Stated exercise ::
What follows is a block of records; restate each one word for word.

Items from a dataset

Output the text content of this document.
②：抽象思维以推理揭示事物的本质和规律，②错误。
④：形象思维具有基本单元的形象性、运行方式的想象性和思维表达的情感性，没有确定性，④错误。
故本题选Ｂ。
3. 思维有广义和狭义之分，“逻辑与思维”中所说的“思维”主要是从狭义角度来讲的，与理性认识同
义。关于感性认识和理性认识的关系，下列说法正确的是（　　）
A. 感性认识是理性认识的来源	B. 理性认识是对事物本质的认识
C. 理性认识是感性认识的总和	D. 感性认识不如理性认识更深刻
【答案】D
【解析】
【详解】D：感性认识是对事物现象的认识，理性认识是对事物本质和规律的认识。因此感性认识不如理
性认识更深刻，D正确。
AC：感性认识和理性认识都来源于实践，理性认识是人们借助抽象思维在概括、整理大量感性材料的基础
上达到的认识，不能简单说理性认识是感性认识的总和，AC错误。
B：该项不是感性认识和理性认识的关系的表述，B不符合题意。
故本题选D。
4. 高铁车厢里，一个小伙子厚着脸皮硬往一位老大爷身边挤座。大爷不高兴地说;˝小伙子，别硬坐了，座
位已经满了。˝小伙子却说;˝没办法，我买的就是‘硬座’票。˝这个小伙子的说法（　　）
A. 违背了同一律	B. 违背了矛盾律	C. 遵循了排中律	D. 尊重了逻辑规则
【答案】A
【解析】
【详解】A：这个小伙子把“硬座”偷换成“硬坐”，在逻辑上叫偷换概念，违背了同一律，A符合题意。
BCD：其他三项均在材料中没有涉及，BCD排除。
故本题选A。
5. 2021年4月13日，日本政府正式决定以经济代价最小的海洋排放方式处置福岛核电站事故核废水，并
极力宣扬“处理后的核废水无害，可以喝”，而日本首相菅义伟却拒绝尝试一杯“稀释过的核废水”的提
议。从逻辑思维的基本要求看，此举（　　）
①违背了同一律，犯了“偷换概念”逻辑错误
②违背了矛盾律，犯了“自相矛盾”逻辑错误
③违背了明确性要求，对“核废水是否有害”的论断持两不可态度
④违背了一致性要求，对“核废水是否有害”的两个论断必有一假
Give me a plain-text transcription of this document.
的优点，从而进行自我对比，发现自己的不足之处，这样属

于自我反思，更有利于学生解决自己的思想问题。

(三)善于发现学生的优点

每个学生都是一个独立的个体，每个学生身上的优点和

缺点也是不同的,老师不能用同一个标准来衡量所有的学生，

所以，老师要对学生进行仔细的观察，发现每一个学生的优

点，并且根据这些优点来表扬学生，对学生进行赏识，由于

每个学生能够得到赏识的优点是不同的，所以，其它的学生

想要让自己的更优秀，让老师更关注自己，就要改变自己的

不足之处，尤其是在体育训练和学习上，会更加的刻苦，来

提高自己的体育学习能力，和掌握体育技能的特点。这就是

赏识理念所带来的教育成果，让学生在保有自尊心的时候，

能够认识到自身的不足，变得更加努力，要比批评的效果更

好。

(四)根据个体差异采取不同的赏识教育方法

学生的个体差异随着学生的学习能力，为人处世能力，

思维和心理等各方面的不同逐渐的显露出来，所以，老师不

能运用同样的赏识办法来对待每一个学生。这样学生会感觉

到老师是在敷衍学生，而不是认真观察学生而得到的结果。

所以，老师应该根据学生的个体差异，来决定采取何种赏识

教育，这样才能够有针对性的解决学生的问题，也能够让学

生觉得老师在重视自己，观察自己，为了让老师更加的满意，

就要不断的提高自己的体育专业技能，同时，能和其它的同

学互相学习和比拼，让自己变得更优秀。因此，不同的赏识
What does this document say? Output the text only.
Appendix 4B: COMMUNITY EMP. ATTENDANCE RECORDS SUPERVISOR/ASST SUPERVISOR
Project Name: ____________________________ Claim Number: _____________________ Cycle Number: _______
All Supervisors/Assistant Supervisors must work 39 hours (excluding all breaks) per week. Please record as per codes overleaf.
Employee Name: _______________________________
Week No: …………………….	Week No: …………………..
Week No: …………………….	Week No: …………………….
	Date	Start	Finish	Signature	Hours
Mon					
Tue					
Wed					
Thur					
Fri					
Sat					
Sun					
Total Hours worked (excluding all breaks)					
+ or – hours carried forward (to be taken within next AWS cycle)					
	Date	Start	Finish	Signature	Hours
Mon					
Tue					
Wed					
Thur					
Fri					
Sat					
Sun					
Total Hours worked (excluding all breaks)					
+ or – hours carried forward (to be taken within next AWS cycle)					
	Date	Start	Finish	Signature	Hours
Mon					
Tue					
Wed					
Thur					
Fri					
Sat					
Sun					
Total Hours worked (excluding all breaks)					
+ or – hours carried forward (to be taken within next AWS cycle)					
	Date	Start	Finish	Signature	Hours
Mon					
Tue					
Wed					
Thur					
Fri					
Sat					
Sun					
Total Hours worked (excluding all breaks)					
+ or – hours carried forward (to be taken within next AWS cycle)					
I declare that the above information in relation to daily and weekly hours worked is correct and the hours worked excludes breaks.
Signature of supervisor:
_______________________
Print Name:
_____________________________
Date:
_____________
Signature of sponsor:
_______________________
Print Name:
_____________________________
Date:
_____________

Answer to the problem ::
Output the text content of this document.
②：抽象思维以推理揭示事物的本质和规律，②错误。
④：形象思维具有基本单元的形象性、运行方式的想象性和思维表达的情感性，没有确定性，④错误。
故本题选Ｂ。
3. 思维有广义和狭义之分，“逻辑与思维”中所说的“思维”主要是从狭义角度来讲的，与理性认识同
义。关于感性认识和理性认识的关系，下列说法正确的是（　　）
A. 感性认识是理性认识的来源	B. 理性认识是对事物本质的认识
C. 理性认识是感性认识的总和	D. 感性认识不如理性认识更深刻
【答案】D
【解析】
【详解】D：感性认识是对事物现象的认识，理性认识是对事物本质和规律的认识。因此感性认识不如理
性认识更深刻，D正确。
AC：感性认识和理性认识都来源于实践，理性认识是人们借助抽象思维在概括、整理大量感性材料的基础
上达到的认识，不能简单说理性认识是感性认识的总和，AC错误。
B：该项不是感性认识和理性认识的关系的表述，B不符合题意。
故本题选D。
4. 高铁车厢里，一个小伙子厚着脸皮硬往一位老大爷身边挤座。大爷不高兴地说;˝小伙子，别硬坐了，座
位已经满了。˝小伙子却说;˝没办法，我买的就是‘硬座’票。˝这个小伙子的说法（　　）
A. 违背了同一律	B. 违背了矛盾律	C. 遵循了排中律	D. 尊重了逻辑规则
【答案】A
【解析】
【详解】A：这个小伙子把“硬座”偷换成“硬坐”，在逻辑上叫偷换概念，违背了同一律，A符合题意。
BCD：其他三项均在材料中没有涉及，BCD排除。
故本题选A。
5. 2021年4月13日，日本政府正式决定以经济代价最小的海洋排放方式处置福岛核电站事故核废水，并
极力宣扬“处理后的核废水无害，可以喝”，而日本首相菅义伟却拒绝尝试一杯“稀释过的核废水”的提
议。从逻辑思维的基本要求看，此举（　　）
①违背了同一律，犯了“偷换概念”逻辑错误
②违背了矛盾律，犯了“自相矛盾”逻辑错误
③违背了明确性要求，对“核废水是否有害”的论断持两不可态度
④违背了一致性要求，对“核废水是否有害”的两个论断必有一假
Give me a plain-text transcription of this document.
的优点，从而进行自我对比，发现自己的不足之处，这样属

于自我反思，更有利于学生解决自己的思想问题。

(三)善于发现学生的优点

每个学生都是一个独立的个体，每个学生身上的优点和

缺点也是不同的,老师不能用同一个标准来衡量所有的学生，

所以，老师要对学生进行仔细的观察，发现每一个学生的优

点，并且根据这些优点来表扬学生，对学生进行赏识，由于

每个学生能够得到赏识的优点是不同的，所以，其它的学生

想要让自己的更优秀，让老师更关注自己，就要改变自己的

不足之处，尤其是在体育训练和学习上，会更加的刻苦，来

提高自己的体育学习能力，和掌握体育技能的特点。这就是

赏识理念所带来的教育成果，让学生在保有自尊心的时候，

能够认识到自身的不足，变得更加努力，要比批评的效果更

好。

(四)根据个体差异采取不同的赏识教育方法

学生的个体差异随着学生的学习能力，为人处世能力，

思维和心理等各方面的不同逐渐的显露出来，所以，老师不

能运用同样的赏识办法来对待每一个学生。这样学生会感觉

到老师是在敷衍学生，而不是认真观察学生而得到的结果。

所以，老师应该根据学生的个体差异，来决定采取何种赏识

教育，这样才能够有针对性的解决学生的问题，也能够让学

生觉得老师在重视自己，观察自己，为了让老师更加的满意，

就要不断的提高自己的体育专业技能，同时，能和其它的同

学互相学习和比拼，让自己变得更优秀。因此，不同的赏识
What does this document say? Output the text only.
Appendix 4B: COMMUNITY EMP. ATTENDANCE RECORDS SUPERVISOR/ASST SUPERVISOR
Project Name: ____________________________ Claim Number: _____________________ Cycle Number: _______
All Supervisors/Assistant Supervisors must work 39 hours (excluding all breaks) per week. Please record as per codes overleaf.
Employee Name: _______________________________
Week No: …………………….	Week No: …………………..
Week No: …………………….	Week No: …………………….
	Date	Start	Finish	Signature	Hours
Mon					
Tue					
Wed					
Thur					
Fri					
Sat					
Sun					
Total Hours worked (excluding all breaks)					
+ or – hours carried forward (to be taken within next AWS cycle)					
	Date	Start	Finish	Signature	Hours
Mon					
Tue					
Wed					
Thur					
Fri					
Sat					
Sun					
Total Hours worked (excluding all breaks)					
+ or – hours carried forward (to be taken within next AWS cycle)					
	Date	Start	Finish	Signature	Hours
Mon					
Tue					
Wed					
Thur					
Fri					
Sat					
Sun					
Total Hours worked (excluding all breaks)					
+ or – hours carried forward (to be taken within next AWS cycle)					
	Date	Start	Finish	Signature	Hours
Mon					
Tue					
Wed					
Thur					
Fri					
Sat					
Sun					
Total Hours worked (excluding all breaks)					
+ or – hours carried forward (to be taken within next AWS cycle)					
I declare that the above information in relation to daily and weekly hours worked is correct and the hours worked excludes breaks.
Signature of supervisor:
_______________________
Print Name:
_____________________________
Date:
_____________
Signature of sponsor:
_______________________
Print Name:
_____________________________
Date:
_____________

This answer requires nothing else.